*DATASET:*
******************************
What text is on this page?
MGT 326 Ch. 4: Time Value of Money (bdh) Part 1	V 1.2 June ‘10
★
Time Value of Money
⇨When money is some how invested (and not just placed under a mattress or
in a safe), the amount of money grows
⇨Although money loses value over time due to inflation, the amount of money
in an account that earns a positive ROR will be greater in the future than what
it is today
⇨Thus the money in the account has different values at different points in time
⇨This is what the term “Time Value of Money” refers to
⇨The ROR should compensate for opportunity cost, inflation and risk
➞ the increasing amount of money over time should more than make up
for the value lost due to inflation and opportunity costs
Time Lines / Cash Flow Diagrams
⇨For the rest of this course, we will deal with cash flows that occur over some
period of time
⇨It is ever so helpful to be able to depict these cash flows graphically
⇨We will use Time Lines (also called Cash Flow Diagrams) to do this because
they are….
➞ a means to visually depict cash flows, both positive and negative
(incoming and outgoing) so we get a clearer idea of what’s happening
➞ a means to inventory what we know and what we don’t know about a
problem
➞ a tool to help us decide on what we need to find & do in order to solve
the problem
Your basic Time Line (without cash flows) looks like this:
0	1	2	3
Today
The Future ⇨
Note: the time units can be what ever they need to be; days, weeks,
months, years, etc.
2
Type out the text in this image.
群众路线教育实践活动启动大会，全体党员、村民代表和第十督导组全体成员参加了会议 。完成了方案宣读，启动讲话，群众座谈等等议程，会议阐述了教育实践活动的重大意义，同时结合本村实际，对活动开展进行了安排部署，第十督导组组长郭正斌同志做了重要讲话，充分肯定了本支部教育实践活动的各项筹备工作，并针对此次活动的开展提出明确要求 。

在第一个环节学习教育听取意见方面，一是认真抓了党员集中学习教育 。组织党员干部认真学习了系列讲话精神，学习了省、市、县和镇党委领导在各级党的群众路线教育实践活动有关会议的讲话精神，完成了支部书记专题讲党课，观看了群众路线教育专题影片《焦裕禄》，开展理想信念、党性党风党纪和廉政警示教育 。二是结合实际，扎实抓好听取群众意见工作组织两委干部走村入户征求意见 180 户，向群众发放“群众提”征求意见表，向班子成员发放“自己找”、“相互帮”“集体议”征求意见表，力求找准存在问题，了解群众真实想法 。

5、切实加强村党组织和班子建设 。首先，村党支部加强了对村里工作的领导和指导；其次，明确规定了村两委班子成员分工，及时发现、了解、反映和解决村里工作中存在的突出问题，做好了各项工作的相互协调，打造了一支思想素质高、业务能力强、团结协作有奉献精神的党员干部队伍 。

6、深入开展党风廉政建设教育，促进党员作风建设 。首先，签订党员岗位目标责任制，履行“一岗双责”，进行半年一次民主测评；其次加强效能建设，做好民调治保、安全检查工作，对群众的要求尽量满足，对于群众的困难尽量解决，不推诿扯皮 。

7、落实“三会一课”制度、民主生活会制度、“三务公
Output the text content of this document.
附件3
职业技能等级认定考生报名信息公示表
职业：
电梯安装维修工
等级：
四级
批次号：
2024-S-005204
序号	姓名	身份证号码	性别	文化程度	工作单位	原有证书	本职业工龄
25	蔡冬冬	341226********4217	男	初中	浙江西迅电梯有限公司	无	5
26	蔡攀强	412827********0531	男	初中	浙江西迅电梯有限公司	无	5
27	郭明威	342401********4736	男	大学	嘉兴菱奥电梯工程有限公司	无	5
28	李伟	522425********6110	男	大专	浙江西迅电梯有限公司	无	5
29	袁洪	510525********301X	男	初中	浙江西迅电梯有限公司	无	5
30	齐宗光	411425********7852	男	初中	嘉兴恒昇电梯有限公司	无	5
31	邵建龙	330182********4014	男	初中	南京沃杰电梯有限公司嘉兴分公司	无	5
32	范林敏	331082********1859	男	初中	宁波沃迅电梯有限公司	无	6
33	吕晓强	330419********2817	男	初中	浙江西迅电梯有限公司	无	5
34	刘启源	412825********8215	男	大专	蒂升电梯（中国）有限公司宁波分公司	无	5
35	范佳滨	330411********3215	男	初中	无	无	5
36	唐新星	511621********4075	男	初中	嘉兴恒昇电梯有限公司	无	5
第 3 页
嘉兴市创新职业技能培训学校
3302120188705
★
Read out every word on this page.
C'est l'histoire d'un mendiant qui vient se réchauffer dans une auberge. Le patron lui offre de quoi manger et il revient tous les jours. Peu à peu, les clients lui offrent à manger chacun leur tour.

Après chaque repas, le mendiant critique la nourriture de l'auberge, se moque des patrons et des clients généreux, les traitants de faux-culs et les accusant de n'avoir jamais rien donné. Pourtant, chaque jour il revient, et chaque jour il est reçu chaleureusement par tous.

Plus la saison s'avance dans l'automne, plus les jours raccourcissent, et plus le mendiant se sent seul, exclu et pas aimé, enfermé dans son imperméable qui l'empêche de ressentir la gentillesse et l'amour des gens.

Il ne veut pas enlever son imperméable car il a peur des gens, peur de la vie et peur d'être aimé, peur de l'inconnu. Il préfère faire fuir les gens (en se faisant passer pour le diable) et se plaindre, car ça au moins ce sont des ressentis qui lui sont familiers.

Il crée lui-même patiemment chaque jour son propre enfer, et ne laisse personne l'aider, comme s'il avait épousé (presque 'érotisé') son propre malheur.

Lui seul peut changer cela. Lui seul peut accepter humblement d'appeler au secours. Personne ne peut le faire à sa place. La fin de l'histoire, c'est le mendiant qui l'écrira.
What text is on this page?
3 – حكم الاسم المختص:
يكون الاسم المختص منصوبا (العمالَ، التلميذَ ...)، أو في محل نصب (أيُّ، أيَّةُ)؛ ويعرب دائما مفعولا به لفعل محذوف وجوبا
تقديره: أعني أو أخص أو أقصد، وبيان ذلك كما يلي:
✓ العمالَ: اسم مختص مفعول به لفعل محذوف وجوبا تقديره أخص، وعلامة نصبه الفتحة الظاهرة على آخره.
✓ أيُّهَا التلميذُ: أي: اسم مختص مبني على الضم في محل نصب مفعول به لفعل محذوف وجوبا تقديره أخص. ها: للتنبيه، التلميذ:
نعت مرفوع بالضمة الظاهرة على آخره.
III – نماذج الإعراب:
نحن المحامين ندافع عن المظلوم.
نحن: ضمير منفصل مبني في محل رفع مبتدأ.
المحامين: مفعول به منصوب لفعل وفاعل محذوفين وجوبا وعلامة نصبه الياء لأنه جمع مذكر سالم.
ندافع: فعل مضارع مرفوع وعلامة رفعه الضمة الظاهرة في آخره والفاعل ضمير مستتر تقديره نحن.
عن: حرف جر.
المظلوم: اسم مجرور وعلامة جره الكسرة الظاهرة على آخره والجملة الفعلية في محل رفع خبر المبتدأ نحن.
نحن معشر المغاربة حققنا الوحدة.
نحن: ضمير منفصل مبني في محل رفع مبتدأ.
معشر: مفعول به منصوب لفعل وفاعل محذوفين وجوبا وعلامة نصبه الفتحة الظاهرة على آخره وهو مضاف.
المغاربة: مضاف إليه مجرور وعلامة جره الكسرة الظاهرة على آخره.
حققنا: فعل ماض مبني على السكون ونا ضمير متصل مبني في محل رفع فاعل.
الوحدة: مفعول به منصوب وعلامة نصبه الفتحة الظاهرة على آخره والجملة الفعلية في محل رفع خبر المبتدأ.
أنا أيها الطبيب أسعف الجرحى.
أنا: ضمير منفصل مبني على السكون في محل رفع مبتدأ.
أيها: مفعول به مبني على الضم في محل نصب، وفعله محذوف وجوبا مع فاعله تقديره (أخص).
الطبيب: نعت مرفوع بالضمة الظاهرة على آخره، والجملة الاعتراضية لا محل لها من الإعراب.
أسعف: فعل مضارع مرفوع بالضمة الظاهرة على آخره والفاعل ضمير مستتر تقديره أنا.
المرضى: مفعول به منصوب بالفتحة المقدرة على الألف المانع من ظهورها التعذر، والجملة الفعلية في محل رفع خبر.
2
******************************
*WORK TO BE COMPLETED:* Find "need". Copy every line it occurs in.

*TASK ANSWER:*
➞ a tool to help us decide on what we need to find & do in order to solve
Note: the time units can be what ever they need to be; days, weeks,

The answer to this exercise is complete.